> [PAGE EXCERPT]
++++++++++
Thanks both for taking a look!

I should note that this issue is in the front burner for both flutter hot-reload (package:flutter uses tons of exports, so trival flutter apps run into this), and bazel integration (many packages used by our internal customers use exports too, the modular compilation in bazel breaks).

scheglov commented 7 years ago

BTW, the hack does not work nice with outline shaker. We still need real presentation of exported entities in Kernel. And for now probably another hack into shaker.

peter-ahe-google commented 7 years ago

@scheglov is the problem with the outline shaker that the field is private?

scheglov commented 7 years ago

Ah, sorry. I should have provided more information. The problem happens when you export a library that exports a library.

    addLibrarySource('/a.dart', 'export "b.dart";');
    addLibrarySource('/b.dart', 'export "c.dart";');
    addLibrarySource('/c.dart', 'class C {} enum E { v } typedef F();');
    var library = await checkLibrary('import "a.dart"; C c; E e; F f;');

When we shake a.dart we lost the knowledge that outlines of nodes from c.dart should be included.

Well, actually I think currently this happens even for b.dart, but I was trying to fix this by (conservatively ignoring combinators) including outlines of all nodes from c.dart.

peter-ahe-google commented 7 years ago

Are we doing incremental tree-shaking? I've always thought of tree-shaking as something that's a whole-program transformation. Am I conflating concepts here? You say "outline shaker" and I think "tree shaker", not the same thing?

scheglov commented 7 years ago

The way Bazel is supposed to work with kernels is that you take kernels of direct dependencies, and compile the target sources. Then you shake it to keep only required outlines for direct dependencies. Next target. So, yes, I think we will do incremental tree-shaking.

peter-ahe-google commented 7 years ago

So basically, what Bazel needs is outlines without private members?

scheglov commented 7 years ago

Yes, but that's not what causes the problem here.

Because of the way exports are represented now (additional exports), we don't know that {uri, name} represents are reference to a node in c.dart, so we don't keep it in the output outline.

peter-ahe-google commented 7 years ago

@scheglov thank you, I think I'm getting it now.

What should be in the outline of a.dart? References to c.dart or copies of the elements?

scheglov commented 7 years ago

Each kernel file is a set of libraries. Some of the libraries are full, end some are outlines (external).

So, the kernel file for a.dart should include libraries a.dart, b.dart and c.dart in it.
++++++++++
> [INFORMATION GIVEN]
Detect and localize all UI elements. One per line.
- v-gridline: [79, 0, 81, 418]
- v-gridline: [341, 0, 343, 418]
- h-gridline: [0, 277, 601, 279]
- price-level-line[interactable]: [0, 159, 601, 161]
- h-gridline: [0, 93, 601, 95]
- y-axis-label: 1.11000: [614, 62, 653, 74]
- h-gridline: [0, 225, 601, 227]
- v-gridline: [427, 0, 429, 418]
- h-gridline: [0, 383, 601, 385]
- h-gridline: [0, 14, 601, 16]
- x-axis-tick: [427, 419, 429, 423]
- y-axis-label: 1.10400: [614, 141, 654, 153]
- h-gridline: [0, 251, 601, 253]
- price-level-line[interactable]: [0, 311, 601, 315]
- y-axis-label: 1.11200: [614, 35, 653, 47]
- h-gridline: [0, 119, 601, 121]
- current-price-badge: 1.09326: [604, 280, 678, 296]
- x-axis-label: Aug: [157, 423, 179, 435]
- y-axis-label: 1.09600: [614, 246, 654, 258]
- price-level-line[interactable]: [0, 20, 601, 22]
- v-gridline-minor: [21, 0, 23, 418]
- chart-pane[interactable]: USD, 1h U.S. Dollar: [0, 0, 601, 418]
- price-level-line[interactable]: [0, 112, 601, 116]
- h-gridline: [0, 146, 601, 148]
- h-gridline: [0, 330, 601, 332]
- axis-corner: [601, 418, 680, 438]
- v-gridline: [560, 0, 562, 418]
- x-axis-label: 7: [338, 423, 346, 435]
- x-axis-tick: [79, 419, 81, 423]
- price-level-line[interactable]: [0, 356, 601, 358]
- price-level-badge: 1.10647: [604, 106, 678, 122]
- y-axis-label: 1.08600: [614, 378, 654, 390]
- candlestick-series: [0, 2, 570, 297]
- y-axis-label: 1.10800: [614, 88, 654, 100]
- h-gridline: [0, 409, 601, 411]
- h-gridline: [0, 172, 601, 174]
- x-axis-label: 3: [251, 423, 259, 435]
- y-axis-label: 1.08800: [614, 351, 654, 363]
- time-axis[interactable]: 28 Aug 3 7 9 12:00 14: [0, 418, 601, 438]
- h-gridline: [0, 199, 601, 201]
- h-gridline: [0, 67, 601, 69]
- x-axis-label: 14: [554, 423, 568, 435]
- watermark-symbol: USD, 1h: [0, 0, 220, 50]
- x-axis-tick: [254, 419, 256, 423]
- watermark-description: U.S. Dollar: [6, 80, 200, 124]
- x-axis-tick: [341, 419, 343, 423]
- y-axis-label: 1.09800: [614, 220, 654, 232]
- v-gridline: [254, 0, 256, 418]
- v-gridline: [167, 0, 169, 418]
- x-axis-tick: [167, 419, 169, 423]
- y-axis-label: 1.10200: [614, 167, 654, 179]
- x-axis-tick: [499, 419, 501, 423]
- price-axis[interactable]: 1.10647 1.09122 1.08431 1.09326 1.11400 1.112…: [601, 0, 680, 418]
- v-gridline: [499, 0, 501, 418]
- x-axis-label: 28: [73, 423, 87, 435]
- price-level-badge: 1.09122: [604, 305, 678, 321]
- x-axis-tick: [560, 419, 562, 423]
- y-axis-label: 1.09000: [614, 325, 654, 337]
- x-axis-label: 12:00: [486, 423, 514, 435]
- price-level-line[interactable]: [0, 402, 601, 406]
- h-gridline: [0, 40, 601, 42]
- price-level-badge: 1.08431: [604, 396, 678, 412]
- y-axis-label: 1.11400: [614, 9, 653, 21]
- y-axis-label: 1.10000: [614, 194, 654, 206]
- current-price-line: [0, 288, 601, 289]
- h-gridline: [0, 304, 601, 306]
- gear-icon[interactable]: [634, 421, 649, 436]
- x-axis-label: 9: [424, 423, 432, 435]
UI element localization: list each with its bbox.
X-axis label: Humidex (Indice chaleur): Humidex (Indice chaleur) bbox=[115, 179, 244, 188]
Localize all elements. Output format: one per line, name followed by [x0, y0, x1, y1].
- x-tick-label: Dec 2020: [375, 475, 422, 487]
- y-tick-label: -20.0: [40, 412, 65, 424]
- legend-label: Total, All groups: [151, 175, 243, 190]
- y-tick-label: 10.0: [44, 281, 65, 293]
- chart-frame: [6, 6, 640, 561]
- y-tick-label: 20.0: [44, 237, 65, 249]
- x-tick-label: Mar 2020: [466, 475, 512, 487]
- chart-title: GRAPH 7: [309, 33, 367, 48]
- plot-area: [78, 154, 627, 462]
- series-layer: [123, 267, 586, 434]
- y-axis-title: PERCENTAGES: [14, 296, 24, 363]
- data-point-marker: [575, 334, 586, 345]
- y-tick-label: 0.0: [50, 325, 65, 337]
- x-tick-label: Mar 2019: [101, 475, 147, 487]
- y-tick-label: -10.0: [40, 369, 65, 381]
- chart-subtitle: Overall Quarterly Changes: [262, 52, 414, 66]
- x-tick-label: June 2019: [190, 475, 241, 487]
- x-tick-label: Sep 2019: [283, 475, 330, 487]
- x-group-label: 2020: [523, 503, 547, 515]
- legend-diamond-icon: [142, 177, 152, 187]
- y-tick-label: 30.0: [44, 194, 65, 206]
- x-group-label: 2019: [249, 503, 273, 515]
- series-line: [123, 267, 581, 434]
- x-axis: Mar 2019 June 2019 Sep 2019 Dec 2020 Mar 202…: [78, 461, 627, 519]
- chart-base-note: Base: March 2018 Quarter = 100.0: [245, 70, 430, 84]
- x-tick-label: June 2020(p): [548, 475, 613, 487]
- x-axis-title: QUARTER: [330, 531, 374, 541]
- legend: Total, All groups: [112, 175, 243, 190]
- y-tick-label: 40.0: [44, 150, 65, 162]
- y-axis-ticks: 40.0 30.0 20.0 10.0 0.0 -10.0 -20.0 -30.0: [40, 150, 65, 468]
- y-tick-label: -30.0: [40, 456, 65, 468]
++++++++++
> [EXERCISE REQUIREMENTS]
1 > Answer each question using the thread on exports and the outline shaker.
(a) Which two areas is the export issue said to be on the front burner for?
(b) In what situation does the outline-shaker problem happen?
(c) Which libraries should the kernel file for a.dart include?
2 > Rewrite the passage of the thread on exports and the outline shaker from "The way Bazel" to "do incremental tree-shaking.", replacing "direct dependencies" with "immediate dependencies" each time it appears.
3 > Carry on the thread about exports and the outline shaker from the point where it ends.
The material plays no part in this work.

> [SOLVED PROBLEMS]
1 >
(a) Flutter hot-reload and bazel integration.
(b) When you export a library that exports a library.
(c) The libraries a.dart, b.dart and c.dart.

2 >
The way Bazel is supposed to work with kernels is that you take kernels of immediate dependencies, and compile the target sources. Then you shake it to keep only required outlines for immediate dependencies. Next target. So, yes, I think we will do incremental tree-shaking.

3 >
The library a.dart should include all its nodes (zero in the example above), plus all LibraryDependency nodes. The export LibraryDependency in a.dart should have references to nodes that were exported from c.dart through the export from b.dart.

The library b.dart should be empty.

The library c.dart should include outlines (no bodies, no initializers) of nodes of c.dart that are exported (so referenced) by a.dart.

scheglov commented 7 years ago

Actually, I will try to implement it myself. Adding NamedNodes LibraryDependency and serializing their canonical names should not be so hard.

scheglov commented 7 years ago

https://codereview.chromium.org/3008763002

sigmundch commented 7 years ago

From chatting with Peter this morning I believe we are pretty close on this. Konstantin's fixes the general valid input. We just need to add some additional representation in kernel to handle erroneous cases. Correct?

sigmundch commented 7 years ago

@kmillikin - any updates on adding the kernel representation needed for this?

kmillikin commented 7 years ago

I think we need to understand what the feature you need is. I can gather from reading this issue that something still doesn't work because something is missing from Kernel.

Is there an easy way that I can reproduce the thing that doesn't work so I could try to understand the problem? Or can someone who understands the problem summarize it and speculate about the missing feature (better yet, propose a Dart-like syntax for it)?

peter-ahe-google commented 7 years ago

The remaining issue boils down to representing duplicated exports that lead to a compile-time error. See #29840.

jensjoha commented 6 years ago

If this issue boils down to another issue, can we close this one?